▶ [SHORT PROBLEM]: Your task is to output the data exactly as it stands.
***
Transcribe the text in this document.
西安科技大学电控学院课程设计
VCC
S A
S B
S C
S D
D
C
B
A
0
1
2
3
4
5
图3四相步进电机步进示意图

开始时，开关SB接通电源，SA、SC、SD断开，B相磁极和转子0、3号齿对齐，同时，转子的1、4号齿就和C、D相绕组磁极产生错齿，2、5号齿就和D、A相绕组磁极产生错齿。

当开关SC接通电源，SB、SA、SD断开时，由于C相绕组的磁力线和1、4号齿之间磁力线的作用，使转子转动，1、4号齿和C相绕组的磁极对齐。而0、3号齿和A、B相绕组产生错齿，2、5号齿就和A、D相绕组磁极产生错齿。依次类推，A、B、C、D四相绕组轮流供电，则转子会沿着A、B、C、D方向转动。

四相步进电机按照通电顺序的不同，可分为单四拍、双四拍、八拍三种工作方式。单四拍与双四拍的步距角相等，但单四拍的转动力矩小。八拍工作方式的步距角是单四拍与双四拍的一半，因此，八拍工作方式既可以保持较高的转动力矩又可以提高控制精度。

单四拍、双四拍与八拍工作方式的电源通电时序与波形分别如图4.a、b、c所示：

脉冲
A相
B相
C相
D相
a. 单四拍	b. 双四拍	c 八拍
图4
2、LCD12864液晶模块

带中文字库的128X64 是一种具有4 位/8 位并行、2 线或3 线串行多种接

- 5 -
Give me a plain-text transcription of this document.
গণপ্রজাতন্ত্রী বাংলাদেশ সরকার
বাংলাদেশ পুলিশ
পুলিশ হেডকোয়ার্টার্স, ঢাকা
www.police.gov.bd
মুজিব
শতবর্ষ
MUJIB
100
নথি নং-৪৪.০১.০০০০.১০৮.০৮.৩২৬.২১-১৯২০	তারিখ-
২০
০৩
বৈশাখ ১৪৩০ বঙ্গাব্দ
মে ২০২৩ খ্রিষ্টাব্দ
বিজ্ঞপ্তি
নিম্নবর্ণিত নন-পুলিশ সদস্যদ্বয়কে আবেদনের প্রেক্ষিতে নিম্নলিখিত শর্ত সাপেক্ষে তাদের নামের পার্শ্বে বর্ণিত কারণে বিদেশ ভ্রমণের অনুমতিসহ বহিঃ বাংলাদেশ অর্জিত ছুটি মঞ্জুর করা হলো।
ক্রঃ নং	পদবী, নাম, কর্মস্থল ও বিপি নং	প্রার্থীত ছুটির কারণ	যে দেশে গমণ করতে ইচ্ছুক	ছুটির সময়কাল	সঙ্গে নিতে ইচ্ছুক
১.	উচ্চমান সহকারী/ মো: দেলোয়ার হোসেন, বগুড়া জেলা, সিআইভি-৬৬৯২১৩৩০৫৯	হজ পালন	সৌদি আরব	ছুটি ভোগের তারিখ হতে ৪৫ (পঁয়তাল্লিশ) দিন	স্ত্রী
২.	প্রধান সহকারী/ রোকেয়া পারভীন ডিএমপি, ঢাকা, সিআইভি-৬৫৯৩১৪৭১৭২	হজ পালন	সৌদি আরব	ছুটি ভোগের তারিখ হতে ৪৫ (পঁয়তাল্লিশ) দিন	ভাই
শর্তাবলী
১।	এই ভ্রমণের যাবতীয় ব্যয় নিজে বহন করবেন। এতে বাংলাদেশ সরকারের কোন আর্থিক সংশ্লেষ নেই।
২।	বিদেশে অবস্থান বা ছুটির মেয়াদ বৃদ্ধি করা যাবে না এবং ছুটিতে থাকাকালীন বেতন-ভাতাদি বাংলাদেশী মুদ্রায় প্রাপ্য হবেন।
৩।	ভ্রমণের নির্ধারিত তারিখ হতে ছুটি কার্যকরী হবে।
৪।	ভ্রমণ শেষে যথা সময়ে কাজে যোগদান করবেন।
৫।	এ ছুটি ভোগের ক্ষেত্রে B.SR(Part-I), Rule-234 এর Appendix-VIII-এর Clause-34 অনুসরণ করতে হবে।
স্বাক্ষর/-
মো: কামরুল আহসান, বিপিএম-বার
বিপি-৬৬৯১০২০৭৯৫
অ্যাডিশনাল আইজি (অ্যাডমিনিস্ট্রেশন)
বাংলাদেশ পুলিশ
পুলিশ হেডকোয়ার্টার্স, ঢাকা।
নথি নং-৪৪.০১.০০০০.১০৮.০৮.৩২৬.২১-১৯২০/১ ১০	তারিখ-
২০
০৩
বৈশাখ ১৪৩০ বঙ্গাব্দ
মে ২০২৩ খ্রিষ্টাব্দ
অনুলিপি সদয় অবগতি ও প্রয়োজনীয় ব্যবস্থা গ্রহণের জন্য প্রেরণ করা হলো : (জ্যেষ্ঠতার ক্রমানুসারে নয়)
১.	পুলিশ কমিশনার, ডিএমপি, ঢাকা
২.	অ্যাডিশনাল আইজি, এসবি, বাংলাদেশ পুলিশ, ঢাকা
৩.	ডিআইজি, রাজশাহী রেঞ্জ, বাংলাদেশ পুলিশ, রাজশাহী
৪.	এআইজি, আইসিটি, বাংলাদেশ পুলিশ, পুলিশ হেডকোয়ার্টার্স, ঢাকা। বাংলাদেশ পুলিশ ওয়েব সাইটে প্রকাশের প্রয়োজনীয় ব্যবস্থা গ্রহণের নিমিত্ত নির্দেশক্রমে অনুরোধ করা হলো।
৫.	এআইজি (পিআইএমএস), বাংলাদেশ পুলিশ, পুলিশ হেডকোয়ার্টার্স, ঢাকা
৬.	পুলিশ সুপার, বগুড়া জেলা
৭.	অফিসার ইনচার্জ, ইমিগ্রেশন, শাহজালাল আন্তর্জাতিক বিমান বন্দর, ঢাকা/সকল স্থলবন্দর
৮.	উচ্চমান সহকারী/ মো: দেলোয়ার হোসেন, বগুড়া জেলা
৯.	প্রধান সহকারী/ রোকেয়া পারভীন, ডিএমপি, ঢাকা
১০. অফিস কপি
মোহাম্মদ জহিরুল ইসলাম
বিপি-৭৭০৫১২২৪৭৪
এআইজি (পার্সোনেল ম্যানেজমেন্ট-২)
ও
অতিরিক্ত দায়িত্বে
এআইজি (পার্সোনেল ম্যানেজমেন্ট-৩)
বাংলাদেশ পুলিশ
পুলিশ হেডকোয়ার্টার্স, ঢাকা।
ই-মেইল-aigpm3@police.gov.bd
***
▶ [RESULT BELOW]:
Transcribe the text in this document.
西安科技大学电控学院课程设计
VCC
S A
S B
S C
S D
D
C
B
A
0
1
2
3
4
5
图3四相步进电机步进示意图

开始时，开关SB接通电源，SA、SC、SD断开，B相磁极和转子0、3号齿对齐，同时，转子的1、4号齿就和C、D相绕组磁极产生错齿，2、5号齿就和D、A相绕组磁极产生错齿。

当开关SC接通电源，SB、SA、SD断开时，由于C相绕组的磁力线和1、4号齿之间磁力线的作用，使转子转动，1、4号齿和C相绕组的磁极对齐。而0、3号齿和A、B相绕组产生错齿，2、5号齿就和A、D相绕组磁极产生错齿。依次类推，A、B、C、D四相绕组轮流供电，则转子会沿着A、B、C、D方向转动。

四相步进电机按照通电顺序的不同，可分为单四拍、双四拍、八拍三种工作方式。单四拍与双四拍的步距角相等，但单四拍的转动力矩小。八拍工作方式的步距角是单四拍与双四拍的一半，因此，八拍工作方式既可以保持较高的转动力矩又可以提高控制精度。

单四拍、双四拍与八拍工作方式的电源通电时序与波形分别如图4.a、b、c所示：

脉冲
A相
B相
C相
D相
a. 单四拍	b. 双四拍	c 八拍
图4
2、LCD12864液晶模块

带中文字库的128X64 是一种具有4 位/8 位并行、2 线或3 线串行多种接

- 5 -
Give me a plain-text transcription of this document.
গণপ্রজাতন্ত্রী বাংলাদেশ সরকার
বাংলাদেশ পুলিশ
পুলিশ হেডকোয়ার্টার্স, ঢাকা
www.police.gov.bd
মুজিব
শতবর্ষ
MUJIB
100
নথি নং-৪৪.০১.০০০০.১০৮.০৮.৩২৬.২১-১৯২০	তারিখ-
২০
০৩
বৈশাখ ১৪৩০ বঙ্গাব্দ
মে ২০২৩ খ্রিষ্টাব্দ
বিজ্ঞপ্তি
নিম্নবর্ণিত নন-পুলিশ সদস্যদ্বয়কে আবেদনের প্রেক্ষিতে নিম্নলিখিত শর্ত সাপেক্ষে তাদের নামের পার্শ্বে বর্ণিত কারণে বিদেশ ভ্রমণের অনুমতিসহ বহিঃ বাংলাদেশ অর্জিত ছুটি মঞ্জুর করা হলো।
ক্রঃ নং	পদবী, নাম, কর্মস্থল ও বিপি নং	প্রার্থীত ছুটির কারণ	যে দেশে গমণ করতে ইচ্ছুক	ছুটির সময়কাল	সঙ্গে নিতে ইচ্ছুক
১.	উচ্চমান সহকারী/ মো: দেলোয়ার হোসেন, বগুড়া জেলা, সিআইভি-৬৬৯২১৩৩০৫৯	হজ পালন	সৌদি আরব	ছুটি ভোগের তারিখ হতে ৪৫ (পঁয়তাল্লিশ) দিন	স্ত্রী
২.	প্রধান সহকারী/ রোকেয়া পারভীন ডিএমপি, ঢাকা, সিআইভি-৬৫৯৩১৪৭১৭২	হজ পালন	সৌদি আরব	ছুটি ভোগের তারিখ হতে ৪৫ (পঁয়তাল্লিশ) দিন	ভাই
শর্তাবলী
১।	এই ভ্রমণের যাবতীয় ব্যয় নিজে বহন করবেন। এতে বাংলাদেশ সরকারের কোন আর্থিক সংশ্লেষ নেই।
২।	বিদেশে অবস্থান বা ছুটির মেয়াদ বৃদ্ধি করা যাবে না এবং ছুটিতে থাকাকালীন বেতন-ভাতাদি বাংলাদেশী মুদ্রায় প্রাপ্য হবেন।
৩।	ভ্রমণের নির্ধারিত তারিখ হতে ছুটি কার্যকরী হবে।
৪।	ভ্রমণ শেষে যথা সময়ে কাজে যোগদান করবেন।
৫।	এ ছুটি ভোগের ক্ষেত্রে B.SR(Part-I), Rule-234 এর Appendix-VIII-এর Clause-34 অনুসরণ করতে হবে।
স্বাক্ষর/-
মো: কামরুল আহসান, বিপিএম-বার
বিপি-৬৬৯১০২০৭৯৫
অ্যাডিশনাল আইজি (অ্যাডমিনিস্ট্রেশন)
বাংলাদেশ পুলিশ
পুলিশ হেডকোয়ার্টার্স, ঢাকা।
নথি নং-৪৪.০১.০০০০.১০৮.০৮.৩২৬.২১-১৯২০/১ ১০	তারিখ-
২০
০৩
বৈশাখ ১৪৩০ বঙ্গাব্দ
মে ২০২৩ খ্রিষ্টাব্দ
অনুলিপি সদয় অবগতি ও প্রয়োজনীয় ব্যবস্থা গ্রহণের জন্য প্রেরণ করা হলো : (জ্যেষ্ঠতার ক্রমানুসারে নয়)
১.	পুলিশ কমিশনার, ডিএমপি, ঢাকা
২.	অ্যাডিশনাল আইজি, এসবি, বাংলাদেশ পুলিশ, ঢাকা
৩.	ডিআইজি, রাজশাহী রেঞ্জ, বাংলাদেশ পুলিশ, রাজশাহী
৪.	এআইজি, আইসিটি, বাংলাদেশ পুলিশ, পুলিশ হেডকোয়ার্টার্স, ঢাকা। বাংলাদেশ পুলিশ ওয়েব সাইটে প্রকাশের প্রয়োজনীয় ব্যবস্থা গ্রহণের নিমিত্ত নির্দেশক্রমে অনুরোধ করা হলো।
৫.	এআইজি (পিআইএমএস), বাংলাদেশ পুলিশ, পুলিশ হেডকোয়ার্টার্স, ঢাকা
৬.	পুলিশ সুপার, বগুড়া জেলা
৭.	অফিসার ইনচার্জ, ইমিগ্রেশন, শাহজালাল আন্তর্জাতিক বিমান বন্দর, ঢাকা/সকল স্থলবন্দর
৮.	উচ্চমান সহকারী/ মো: দেলোয়ার হোসেন, বগুড়া জেলা
৯.	প্রধান সহকারী/ রোকেয়া পারভীন, ডিএমপি, ঢাকা
১০. অফিস কপি
মোহাম্মদ জহিরুল ইসলাম
বিপি-৭৭০৫১২২৪৭৪
এআইজি (পার্সোনেল ম্যানেজমেন্ট-২)
ও
অতিরিক্ত দায়িত্বে
এআইজি (পার্সোনেল ম্যানেজমেন্ট-৩)
বাংলাদেশ পুলিশ
পুলিশ হেডকোয়ার্টার্স, ঢাকা।
ই-মেইল-aigpm3@police.gov.bd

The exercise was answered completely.